_What needs to be done_: In the book review below, set down the passage from "A core idea" to "and server sides." word for word.

_Supplied text_:

Computing Reviews

The art of immutable architecture
Perry M., Apress,New York, NY,2020. 444 pp.Type:Book
Date Reviewed: 08/19/21

Here is a crazy idea: imagine an information technology (IT) solution where the only persistent memory is write-once, read-many (WORM), or a database without update and delete commands. This book claims such immutable data stores form the basis of a better future, solving some hard and recurrent problems. Blockchain solutions provide some evidence that it is not that crazy.

The book proceeds in three parts: definition of immutable architecture, application of the theory, and implementation.

Part 1 starts with why immutable architecture is relevant. Common and hard problems in distributed systems are caused by the unreliability of connectivity and components. The two-general problem clarifies the fundamental problem of achieving consistency in the face of such unreliability. The approach in this book is to “model the business domain as one large immutable data structure.” As computer systems are built on, and deal with, change all the time, it seems outrageous.

A core idea is structure sharing, explained with inserting a node in a tree: the old and the new tree share parts of the tree. The old still exists as before, unchanged; the new only contains new nodes for the changed path. Two key phrases capture the main idea: “immutable records are observed state, objects represent derived state” and “derived state appears as a ‘view model.’”

Three styles of immutable architecture are discussed: event sourcing, asynchronous model view update, and historical modeling. In event sourcing, changes are caused by events, themselves immutable, and the current object state is derived from this source only. Asynchronous model view update is a derivation of model-view-controller incorporating immutable state on both the client and server sides.

Historical modeling uses immutable facts that are partially ordered in a graph based on predecessors. These graphs are immutable, too. This style is the focus of this book. It sets some limitations: no central authority, no real-time clock, no uniqueness constraints, and no aggregation. The last chapter in this part presents a textual and graphical representation for historic models.

Part 2 looks at applying the model. A golden principle is to ensure location independent representations. The author explains, in a simple and clear way, all problems related to location dependence, especially for the identity of an object. The author promises a solid math basis for his work, and the next example is the CAP theorem: you can only have two of (strong) consistency, availability, and partition tolerance. It prevents looking for an impossible solution and refocuses on strong eventual consistency (SEC), which allows for all three. SEC can be achieved if the receiver of messages attains the same state if a message is received twice, or if the messages would be received in a different order.

The next element is a mouthful: state-based conflict-free replicated data types. This is a general solution to obtain SEC. The chapter ends with some examples that make it easier to digest the presented contents.

_Data block_:
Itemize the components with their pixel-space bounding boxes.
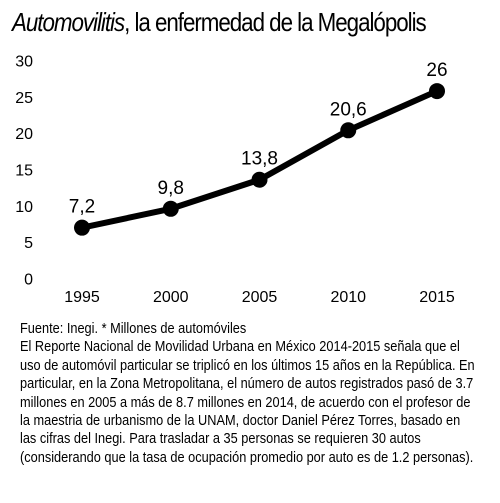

_Complete output_:
A core idea is structure sharing, explained with inserting a node in a tree: the old and the new tree share parts of the tree. The old still exists as before, unchanged; the new only contains new nodes for the changed path. Two key phrases capture the main idea: “immutable records are observed state, objects represent derived state” and “derived state appears as a ‘view model.’”

Three styles of immutable architecture are discussed: event sourcing, asynchronous model view update, and historical modeling. In event sourcing, changes are caused by events, themselves immutable, and the current object state is derived from this source only. Asynchronous model view update is a derivation of model-view-controller incorporating immutable state on both the client and server sides.